▶ **Task objective**: Copy verbatim the part of the entries that starts with the line containing "button-label-line1: Format: [672, 139, 716, 155]" and ends with the line containing "cancel-button[interactable]: Cancel: [931, 767, 1031, 803]", including both of those lines.

Collection entries:
++++++++

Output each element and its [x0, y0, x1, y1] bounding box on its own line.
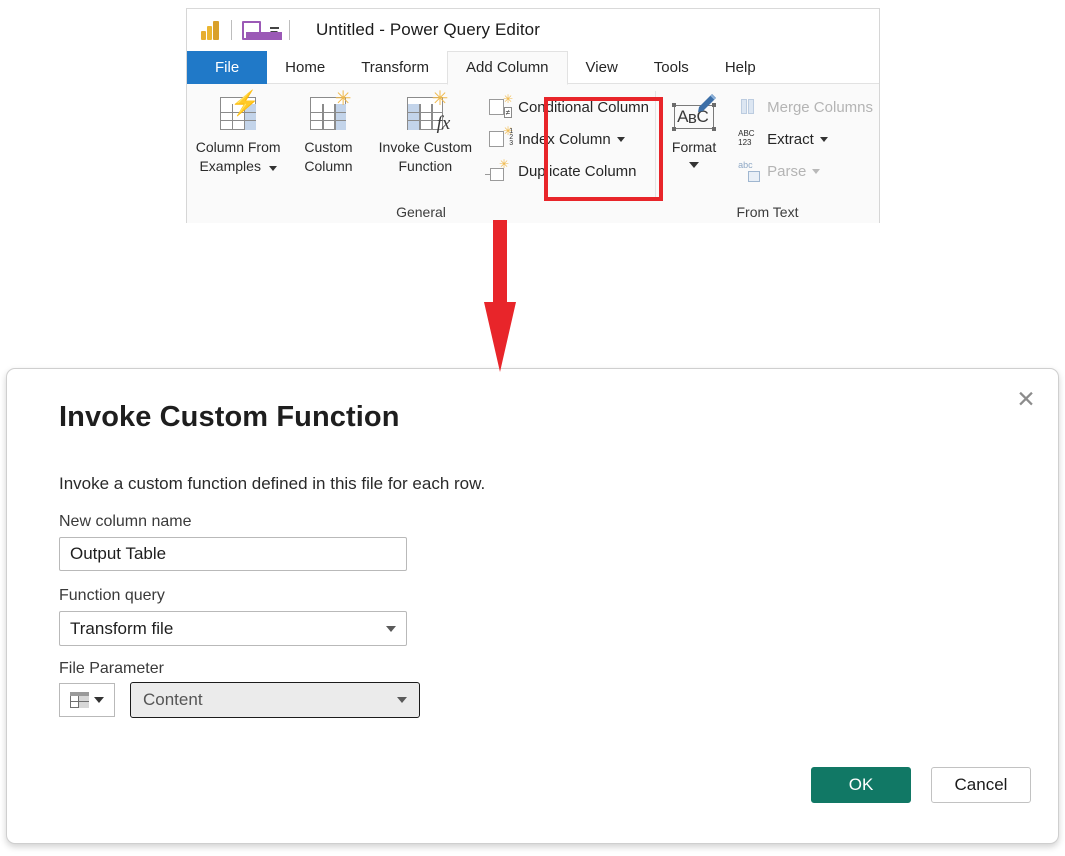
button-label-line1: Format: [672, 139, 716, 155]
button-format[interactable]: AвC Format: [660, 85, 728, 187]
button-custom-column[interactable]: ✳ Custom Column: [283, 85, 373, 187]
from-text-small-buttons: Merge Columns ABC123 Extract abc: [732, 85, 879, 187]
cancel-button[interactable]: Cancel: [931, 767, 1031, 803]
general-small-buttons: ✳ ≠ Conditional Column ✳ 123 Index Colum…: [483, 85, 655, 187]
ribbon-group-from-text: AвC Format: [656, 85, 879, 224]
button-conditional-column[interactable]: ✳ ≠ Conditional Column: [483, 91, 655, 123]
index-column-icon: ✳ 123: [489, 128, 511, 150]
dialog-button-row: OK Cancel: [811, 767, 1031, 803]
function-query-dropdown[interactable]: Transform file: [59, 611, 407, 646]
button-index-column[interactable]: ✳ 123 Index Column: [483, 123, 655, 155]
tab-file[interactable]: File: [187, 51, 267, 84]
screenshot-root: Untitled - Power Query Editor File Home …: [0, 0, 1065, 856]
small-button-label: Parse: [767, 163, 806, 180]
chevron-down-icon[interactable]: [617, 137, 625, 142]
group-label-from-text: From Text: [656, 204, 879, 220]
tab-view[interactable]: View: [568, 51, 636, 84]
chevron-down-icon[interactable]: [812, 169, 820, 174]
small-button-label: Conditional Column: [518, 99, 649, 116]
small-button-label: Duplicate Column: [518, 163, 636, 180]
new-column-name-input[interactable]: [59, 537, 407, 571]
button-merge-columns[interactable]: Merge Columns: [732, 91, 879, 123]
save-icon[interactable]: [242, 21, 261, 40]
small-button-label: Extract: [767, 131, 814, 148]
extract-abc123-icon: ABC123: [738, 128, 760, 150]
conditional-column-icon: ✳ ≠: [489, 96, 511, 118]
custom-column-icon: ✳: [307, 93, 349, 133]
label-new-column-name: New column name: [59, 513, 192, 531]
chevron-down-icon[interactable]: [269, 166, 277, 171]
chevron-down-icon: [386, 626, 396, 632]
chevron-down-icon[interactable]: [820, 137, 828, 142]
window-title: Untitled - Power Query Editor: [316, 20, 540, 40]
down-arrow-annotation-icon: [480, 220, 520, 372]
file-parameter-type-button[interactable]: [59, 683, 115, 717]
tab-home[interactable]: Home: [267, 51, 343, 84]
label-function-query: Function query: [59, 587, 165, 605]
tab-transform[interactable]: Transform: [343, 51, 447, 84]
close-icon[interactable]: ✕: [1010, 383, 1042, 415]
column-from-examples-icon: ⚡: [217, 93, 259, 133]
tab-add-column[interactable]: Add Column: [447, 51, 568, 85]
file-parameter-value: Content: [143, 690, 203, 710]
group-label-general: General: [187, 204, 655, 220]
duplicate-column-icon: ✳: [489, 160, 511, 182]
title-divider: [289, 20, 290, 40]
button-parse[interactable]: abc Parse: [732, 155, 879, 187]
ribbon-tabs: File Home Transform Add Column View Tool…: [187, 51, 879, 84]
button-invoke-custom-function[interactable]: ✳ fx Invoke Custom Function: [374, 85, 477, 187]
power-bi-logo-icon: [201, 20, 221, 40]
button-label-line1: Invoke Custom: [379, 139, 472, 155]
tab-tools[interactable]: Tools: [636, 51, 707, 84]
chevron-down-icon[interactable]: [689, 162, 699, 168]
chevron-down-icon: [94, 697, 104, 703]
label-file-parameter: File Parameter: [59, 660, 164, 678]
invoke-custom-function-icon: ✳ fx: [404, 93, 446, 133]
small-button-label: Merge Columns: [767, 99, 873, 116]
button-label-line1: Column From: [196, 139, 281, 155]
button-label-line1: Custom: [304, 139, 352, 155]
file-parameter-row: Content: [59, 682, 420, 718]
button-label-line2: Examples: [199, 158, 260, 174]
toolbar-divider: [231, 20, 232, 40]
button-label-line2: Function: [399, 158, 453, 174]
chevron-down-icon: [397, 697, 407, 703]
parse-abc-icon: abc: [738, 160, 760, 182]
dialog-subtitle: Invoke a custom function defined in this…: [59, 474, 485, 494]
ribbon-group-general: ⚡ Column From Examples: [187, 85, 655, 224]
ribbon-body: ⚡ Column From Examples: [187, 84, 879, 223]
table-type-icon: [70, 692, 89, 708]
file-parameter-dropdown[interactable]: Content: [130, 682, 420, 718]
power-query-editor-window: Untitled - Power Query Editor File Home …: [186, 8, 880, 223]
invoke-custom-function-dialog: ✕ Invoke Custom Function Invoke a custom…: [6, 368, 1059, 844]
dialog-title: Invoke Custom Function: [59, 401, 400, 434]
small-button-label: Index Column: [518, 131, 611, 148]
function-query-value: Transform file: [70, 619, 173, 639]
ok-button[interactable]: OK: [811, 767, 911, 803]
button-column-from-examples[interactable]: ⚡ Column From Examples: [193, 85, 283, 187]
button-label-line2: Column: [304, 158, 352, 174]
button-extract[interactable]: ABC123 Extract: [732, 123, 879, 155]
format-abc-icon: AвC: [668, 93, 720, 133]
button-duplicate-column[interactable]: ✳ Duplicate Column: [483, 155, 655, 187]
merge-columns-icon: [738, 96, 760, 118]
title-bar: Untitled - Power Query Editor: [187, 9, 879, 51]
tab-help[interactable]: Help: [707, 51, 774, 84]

++++++++

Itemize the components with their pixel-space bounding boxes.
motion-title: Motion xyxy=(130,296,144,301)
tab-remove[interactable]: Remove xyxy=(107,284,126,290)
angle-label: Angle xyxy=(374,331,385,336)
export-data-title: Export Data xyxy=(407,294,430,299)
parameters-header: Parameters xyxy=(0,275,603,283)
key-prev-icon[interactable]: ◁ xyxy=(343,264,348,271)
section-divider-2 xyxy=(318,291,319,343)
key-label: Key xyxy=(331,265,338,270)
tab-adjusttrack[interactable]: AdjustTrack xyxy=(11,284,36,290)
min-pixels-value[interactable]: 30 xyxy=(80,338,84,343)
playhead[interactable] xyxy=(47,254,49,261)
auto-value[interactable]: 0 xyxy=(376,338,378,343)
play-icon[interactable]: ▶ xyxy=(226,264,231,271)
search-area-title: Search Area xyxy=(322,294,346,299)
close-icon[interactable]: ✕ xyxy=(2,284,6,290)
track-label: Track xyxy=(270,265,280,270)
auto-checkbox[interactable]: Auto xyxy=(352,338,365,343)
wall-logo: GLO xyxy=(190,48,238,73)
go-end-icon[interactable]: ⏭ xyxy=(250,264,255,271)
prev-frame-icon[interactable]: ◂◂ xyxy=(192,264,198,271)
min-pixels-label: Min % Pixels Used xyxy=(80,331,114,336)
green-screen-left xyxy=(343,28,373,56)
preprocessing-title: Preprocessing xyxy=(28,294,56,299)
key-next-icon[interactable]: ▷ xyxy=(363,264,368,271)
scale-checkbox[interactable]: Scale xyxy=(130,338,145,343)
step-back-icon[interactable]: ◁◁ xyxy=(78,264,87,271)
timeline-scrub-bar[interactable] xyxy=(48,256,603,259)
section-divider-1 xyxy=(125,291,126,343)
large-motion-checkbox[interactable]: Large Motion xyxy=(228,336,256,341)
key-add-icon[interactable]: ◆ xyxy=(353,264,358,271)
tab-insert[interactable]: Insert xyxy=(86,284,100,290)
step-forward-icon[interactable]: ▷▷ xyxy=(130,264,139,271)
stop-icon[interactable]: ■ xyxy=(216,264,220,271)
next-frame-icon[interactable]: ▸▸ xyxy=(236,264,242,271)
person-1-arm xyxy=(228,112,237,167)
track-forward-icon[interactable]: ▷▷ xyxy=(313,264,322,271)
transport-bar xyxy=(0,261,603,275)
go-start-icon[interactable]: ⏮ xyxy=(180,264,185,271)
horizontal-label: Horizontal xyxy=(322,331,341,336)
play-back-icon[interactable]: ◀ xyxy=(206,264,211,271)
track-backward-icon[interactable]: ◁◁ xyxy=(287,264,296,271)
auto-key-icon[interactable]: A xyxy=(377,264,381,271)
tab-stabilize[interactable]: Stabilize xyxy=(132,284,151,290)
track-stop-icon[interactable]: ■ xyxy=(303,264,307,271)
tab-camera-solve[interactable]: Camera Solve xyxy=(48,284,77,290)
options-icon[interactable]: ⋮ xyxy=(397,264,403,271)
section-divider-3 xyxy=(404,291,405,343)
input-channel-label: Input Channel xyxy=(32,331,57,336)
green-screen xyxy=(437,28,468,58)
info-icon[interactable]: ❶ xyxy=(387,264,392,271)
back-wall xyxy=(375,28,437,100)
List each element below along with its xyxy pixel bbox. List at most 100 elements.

++++++++

▶ **Answer to this problem**:
button-label-line1: Format: [672, 139, 716, 155]
button-format[interactable]: AвC Format: [660, 85, 728, 187]
button-custom-column[interactable]: ✳ Custom Column: [283, 85, 373, 187]
from-text-small-buttons: Merge Columns ABC123 Extract abc: [732, 85, 879, 187]
cancel-button[interactable]: Cancel: [931, 767, 1031, 803]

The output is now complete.